* [Directions]
Print all of the data exactly.

Begin

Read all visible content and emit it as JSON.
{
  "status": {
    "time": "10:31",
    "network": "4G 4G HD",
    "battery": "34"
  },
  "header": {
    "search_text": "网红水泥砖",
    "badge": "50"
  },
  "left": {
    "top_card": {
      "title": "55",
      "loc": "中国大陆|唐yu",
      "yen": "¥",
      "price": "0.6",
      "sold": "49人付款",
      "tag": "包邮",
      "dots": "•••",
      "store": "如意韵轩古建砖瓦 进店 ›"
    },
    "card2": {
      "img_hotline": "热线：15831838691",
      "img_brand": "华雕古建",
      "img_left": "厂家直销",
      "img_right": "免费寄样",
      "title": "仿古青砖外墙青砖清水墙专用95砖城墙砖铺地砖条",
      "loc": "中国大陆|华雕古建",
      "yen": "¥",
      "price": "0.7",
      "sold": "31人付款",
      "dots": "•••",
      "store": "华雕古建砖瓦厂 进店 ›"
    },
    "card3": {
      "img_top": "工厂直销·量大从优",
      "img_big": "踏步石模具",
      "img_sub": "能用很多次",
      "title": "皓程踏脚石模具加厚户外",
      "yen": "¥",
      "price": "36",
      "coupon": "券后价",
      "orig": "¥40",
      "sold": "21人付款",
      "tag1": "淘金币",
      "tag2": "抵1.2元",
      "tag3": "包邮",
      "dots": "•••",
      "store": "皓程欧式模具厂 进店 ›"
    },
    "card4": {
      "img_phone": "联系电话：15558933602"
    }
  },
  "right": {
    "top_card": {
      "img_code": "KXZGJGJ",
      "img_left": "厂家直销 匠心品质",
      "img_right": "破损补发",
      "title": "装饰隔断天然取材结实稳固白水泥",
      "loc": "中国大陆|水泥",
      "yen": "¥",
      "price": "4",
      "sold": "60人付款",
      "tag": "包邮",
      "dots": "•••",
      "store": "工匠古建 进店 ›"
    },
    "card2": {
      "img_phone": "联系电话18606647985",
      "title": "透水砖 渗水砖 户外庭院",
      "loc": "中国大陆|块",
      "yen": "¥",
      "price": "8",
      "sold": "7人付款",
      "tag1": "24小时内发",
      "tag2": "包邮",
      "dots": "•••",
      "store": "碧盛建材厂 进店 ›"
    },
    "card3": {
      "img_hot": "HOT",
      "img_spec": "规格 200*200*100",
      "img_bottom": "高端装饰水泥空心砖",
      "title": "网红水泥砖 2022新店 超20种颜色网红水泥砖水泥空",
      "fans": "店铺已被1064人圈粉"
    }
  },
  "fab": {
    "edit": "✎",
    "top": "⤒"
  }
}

End

* [Output for this exercise]
Read all visible content and emit it as JSON.
{
  "status": {
    "time": "10:31",
    "network": "4G 4G HD",
    "battery": "34"
  },
  "header": {
    "search_text": "网红水泥砖",
    "badge": "50"
  },
  "left": {
    "top_card": {
      "title": "55",
      "loc": "中国大陆|唐yu",
      "yen": "¥",
      "price": "0.6",
      "sold": "49人付款",
      "tag": "包邮",
      "dots": "•••",
      "store": "如意韵轩古建砖瓦 进店 ›"
    },
    "card2": {
      "img_hotline": "热线：15831838691",
      "img_brand": "华雕古建",
      "img_left": "厂家直销",
      "img_right": "免费寄样",
      "title": "仿古青砖外墙青砖清水墙专用95砖城墙砖铺地砖条",
      "loc": "中国大陆|华雕古建",
      "yen": "¥",
      "price": "0.7",
      "sold": "31人付款",
      "dots": "•••",
      "store": "华雕古建砖瓦厂 进店 ›"
    },
    "card3": {
      "img_top": "工厂直销·量大从优",
      "img_big": "踏步石模具",
      "img_sub": "能用很多次",
      "title": "皓程踏脚石模具加厚户外",
      "yen": "¥",
      "price": "36",
      "coupon": "券后价",
      "orig": "¥40",
      "sold": "21人付款",
      "tag1": "淘金币",
      "tag2": "抵1.2元",
      "tag3": "包邮",
      "dots": "•••",
      "store": "皓程欧式模具厂 进店 ›"
    },
    "card4": {
      "img_phone": "联系电话：15558933602"
    }
  },
  "right": {
    "top_card": {
      "img_code": "KXZGJGJ",
      "img_left": "厂家直销 匠心品质",
      "img_right": "破损补发",
      "title": "装饰隔断天然取材结实稳固白水泥",
      "loc": "中国大陆|水泥",
      "yen": "¥",
      "price": "4",
      "sold": "60人付款",
      "tag": "包邮",
      "dots": "•••",
      "store": "工匠古建 进店 ›"
    },
    "card2": {
      "img_phone": "联系电话18606647985",
      "title": "透水砖 渗水砖 户外庭院",
      "loc": "中国大陆|块",
      "yen": "¥",
      "price": "8",
      "sold": "7人付款",
      "tag1": "24小时内发",
      "tag2": "包邮",
      "dots": "•••",
      "store": "碧盛建材厂 进店 ›"
    },
    "card3": {
      "img_hot": "HOT",
      "img_spec": "规格 200*200*100",
      "img_bottom": "高端装饰水泥空心砖",
      "title": "网红水泥砖 2022新店 超20种颜色网红水泥砖水泥空",
      "fans": "店铺已被1064人圈粉"
    }
  },
  "fab": {
    "edit": "✎",
    "top": "⤒"
  }
}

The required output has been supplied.